• WHAT THE EXERCISE ASKS: Scan the records for the word "observables". Copy each line that includes it.

• RECORDED INFORMATION:
* * * * * * * * *

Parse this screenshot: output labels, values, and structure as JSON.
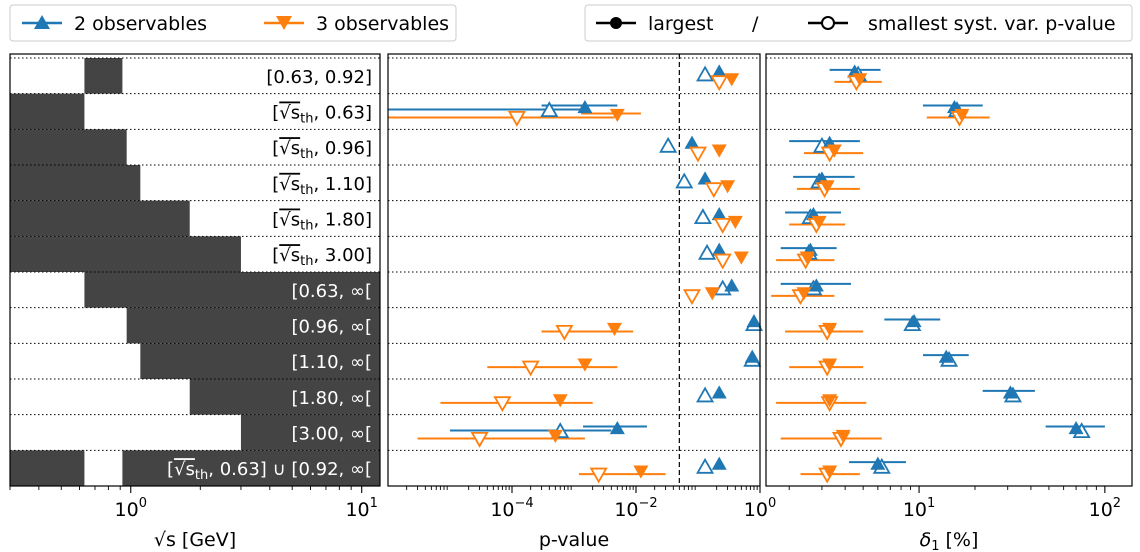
{
  "colors": {
    "blue": "#1f77b4",
    "orange": "#ff7f0e",
    "bar": "#444444",
    "frame": "#000000"
  },
  "legend_left": [
    {
      "label": "2 observables",
      "color": "#1f77b4",
      "marker": "triangle-up"
    },
    {
      "label": "3 observables",
      "color": "#ff7f0e",
      "marker": "triangle-down"
    }
  ],
  "legend_right": {
    "filled_label": "largest",
    "separator": "/",
    "open_label": "smallest syst. var. p-value"
  },
  "chart_data": [
    {
      "type": "bar",
      "orientation": "horizontal-range",
      "xlabel": "√s [GeV]",
      "xscale": "log",
      "xlim": [
        0.3,
        12
      ],
      "xticks": [
        {
          "value": 1,
          "base": "10",
          "exp": "0"
        },
        {
          "value": 10,
          "base": "10",
          "exp": "1"
        }
      ],
      "note": "",
      "rows": [
        {
          "label": "[0.63, 0.92]",
          "label_color": "#000000",
          "ranges": [
            [
              0.63,
              0.92
            ]
          ]
        },
        {
          "label_parts": [
            "[",
            "√s",
            "th",
            ", 0.63]"
          ],
          "label_color": "#000000",
          "ranges": [
            [
              0.3,
              0.63
            ]
          ]
        },
        {
          "label_parts": [
            "[",
            "√s",
            "th",
            ", 0.96]"
          ],
          "label_color": "#000000",
          "ranges": [
            [
              0.3,
              0.96
            ]
          ]
        },
        {
          "label_parts": [
            "[",
            "√s",
            "th",
            ", 1.10]"
          ],
          "label_color": "#000000",
          "ranges": [
            [
              0.3,
              1.1
            ]
          ]
        },
        {
          "label_parts": [
            "[",
            "√s",
            "th",
            ", 1.80]"
          ],
          "label_color": "#000000",
          "ranges": [
            [
              0.3,
              1.8
            ]
          ]
        },
        {
          "label_parts": [
            "[",
            "√s",
            "th",
            ", 3.00]"
          ],
          "label_color": "#000000",
          "ranges": [
            [
              0.3,
              3.0
            ]
          ]
        },
        {
          "label": "[0.63, ∞[",
          "label_color": "#ffffff",
          "ranges": [
            [
              0.63,
              12
            ]
          ]
        },
        {
          "label": "[0.96, ∞[",
          "label_color": "#ffffff",
          "ranges": [
            [
              0.96,
              12
            ]
          ]
        },
        {
          "label": "[1.10, ∞[",
          "label_color": "#ffffff",
          "ranges": [
            [
              1.1,
              12
            ]
          ]
        },
        {
          "label": "[1.80, ∞[",
          "label_color": "#ffffff",
          "ranges": [
            [
              1.8,
              12
            ]
          ]
        },
        {
          "label": "[3.00, ∞[",
          "label_color": "#ffffff",
          "ranges": [
            [
              3.0,
              12
            ]
          ]
        },
        {
          "label_parts": [
            "[",
            "√s",
            "th",
            ", 0.63] ∪ [0.92, ∞["
          ],
          "label_color": "#ffffff",
          "ranges": [
            [
              0.3,
              0.63
            ],
            [
              0.92,
              12
            ]
          ]
        }
      ]
    },
    {
      "type": "scatter",
      "xlabel": "p-value",
      "xscale": "log",
      "xlim": [
        1e-06,
        1
      ],
      "xticks": [
        {
          "value": 0.0001,
          "base": "10",
          "exp": "−4"
        },
        {
          "value": 0.01,
          "base": "10",
          "exp": "−2"
        },
        {
          "value": 1,
          "base": "10",
          "exp": "0"
        }
      ],
      "reference_line": 0.05,
      "rows": [
        {
          "blue_filled": 0.22,
          "blue_open": 0.13,
          "orange_filled": 0.35,
          "orange_open": 0.22,
          "blue_err": null,
          "orange_err": null
        },
        {
          "blue_filled": 0.0015,
          "blue_open": 0.0004,
          "orange_filled": 0.005,
          "orange_open": 0.00012,
          "blue_err": [
            0.0003,
            0.005
          ],
          "orange_err": [
            1e-06,
            0.0045
          ],
          "orange_f_err": [
            0.0013,
            0.012
          ],
          "blue_o_err": [
            1e-06,
            0.0014
          ]
        },
        {
          "blue_filled": 0.08,
          "blue_open": 0.033,
          "orange_filled": 0.22,
          "orange_open": 0.1,
          "blue_err": null,
          "orange_err": null
        },
        {
          "blue_filled": 0.13,
          "blue_open": 0.06,
          "orange_filled": 0.3,
          "orange_open": 0.18,
          "blue_err": null,
          "orange_err": null
        },
        {
          "blue_filled": 0.22,
          "blue_open": 0.12,
          "orange_filled": 0.4,
          "orange_open": 0.25,
          "blue_err": null,
          "orange_err": null
        },
        {
          "blue_filled": 0.22,
          "blue_open": 0.14,
          "orange_filled": 0.5,
          "orange_open": 0.25,
          "blue_err": null,
          "orange_err": null
        },
        {
          "blue_filled": 0.35,
          "blue_open": 0.25,
          "orange_filled": 0.17,
          "orange_open": 0.08,
          "blue_err": null,
          "orange_err": null
        },
        {
          "blue_filled": 0.8,
          "blue_open": 0.8,
          "orange_filled": 0.0045,
          "orange_open": 0.0007,
          "blue_err": null,
          "orange_err": [
            0.0003,
            0.009
          ]
        },
        {
          "blue_filled": 0.75,
          "blue_open": 0.75,
          "orange_filled": 0.0015,
          "orange_open": 0.0002,
          "blue_err": null,
          "orange_err": [
            4e-05,
            0.005
          ]
        },
        {
          "blue_filled": 0.22,
          "blue_open": 0.13,
          "orange_filled": 0.0006,
          "orange_open": 7e-05,
          "blue_err": null,
          "orange_err": [
            7e-06,
            0.002
          ]
        },
        {
          "blue_filled": 0.005,
          "blue_open": 0.0006,
          "orange_filled": 0.0005,
          "orange_open": 3e-05,
          "blue_err": [
            0.0014,
            0.015
          ],
          "orange_err": [
            3e-06,
            0.0015
          ],
          "blue_o_err": [
            1e-05,
            0.004
          ]
        },
        {
          "blue_filled": 0.22,
          "blue_open": 0.13,
          "orange_filled": 0.012,
          "orange_open": 0.0025,
          "blue_err": null,
          "orange_err": [
            0.0012,
            0.03
          ]
        }
      ]
    },
    {
      "type": "scatter",
      "xlabel_base": "δ",
      "xlabel_sub": "1",
      "xlabel_unit": " [%]",
      "xscale": "log",
      "xlim": [
        1.5,
        140
      ],
      "xticks": [
        {
          "value": 10,
          "base": "10",
          "exp": "1"
        },
        {
          "value": 100,
          "base": "10",
          "exp": "2"
        }
      ],
      "rows": [
        {
          "blue_filled": 4.5,
          "blue_open": 4.7,
          "orange_filled": 4.8,
          "orange_open": 4.6,
          "blue_err": [
            3.3,
            6.2
          ],
          "orange_err": [
            3.5,
            6.3
          ]
        },
        {
          "blue_filled": 15.5,
          "blue_open": 16,
          "orange_filled": 17,
          "orange_open": 16.5,
          "blue_err": [
            10.5,
            22
          ],
          "orange_err": [
            11,
            24
          ]
        },
        {
          "blue_filled": 3.3,
          "blue_open": 3.0,
          "orange_filled": 3.5,
          "orange_open": 3.3,
          "blue_err": [
            2.0,
            4.8
          ],
          "orange_err": [
            2.4,
            5.0
          ]
        },
        {
          "blue_filled": 3.0,
          "blue_open": 2.9,
          "orange_filled": 3.2,
          "orange_open": 3.1,
          "blue_err": [
            2.1,
            4.5
          ],
          "orange_err": [
            2.2,
            4.8
          ]
        },
        {
          "blue_filled": 2.7,
          "blue_open": 2.6,
          "orange_filled": 2.9,
          "orange_open": 2.8,
          "blue_err": [
            1.9,
            3.8
          ],
          "orange_err": [
            2.0,
            4.0
          ]
        },
        {
          "blue_filled": 2.6,
          "blue_open": 2.55,
          "orange_filled": 2.5,
          "orange_open": 2.45,
          "blue_err": [
            1.8,
            3.6
          ],
          "orange_err": [
            1.7,
            3.5
          ]
        },
        {
          "blue_filled": 2.8,
          "blue_open": 2.7,
          "orange_filled": 2.4,
          "orange_open": 2.3,
          "blue_err": [
            1.8,
            4.3
          ],
          "orange_err": [
            1.6,
            3.5
          ]
        },
        {
          "blue_filled": 9.4,
          "blue_open": 9.2,
          "orange_filled": 3.3,
          "orange_open": 3.2,
          "blue_err": [
            6.5,
            13
          ],
          "orange_err": [
            1.9,
            5.0
          ]
        },
        {
          "blue_filled": 14,
          "blue_open": 14.5,
          "orange_filled": 3.3,
          "orange_open": 3.2,
          "blue_err": [
            10.5,
            18.5
          ],
          "orange_err": [
            2.0,
            5.0
          ]
        },
        {
          "blue_filled": 31,
          "blue_open": 32,
          "orange_filled": 3.3,
          "orange_open": 3.3,
          "blue_err": [
            22,
            42
          ],
          "orange_err": [
            1.7,
            5.2
          ]
        },
        {
          "blue_filled": 70,
          "blue_open": 75,
          "orange_filled": 3.9,
          "orange_open": 3.8,
          "blue_err": [
            48,
            100
          ],
          "orange_err": [
            1.8,
            6.3
          ]
        },
        {
          "blue_filled": 6.0,
          "blue_open": 6.3,
          "orange_filled": 3.3,
          "orange_open": 3.2,
          "blue_err": [
            4.2,
            8.5
          ],
          "orange_err": [
            2.3,
            4.8
          ]
        }
      ]
    }
  ]
}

* * * * * * * * *

• FINAL RESULT:
      "label": "2 observables",
      "label": "3 observables",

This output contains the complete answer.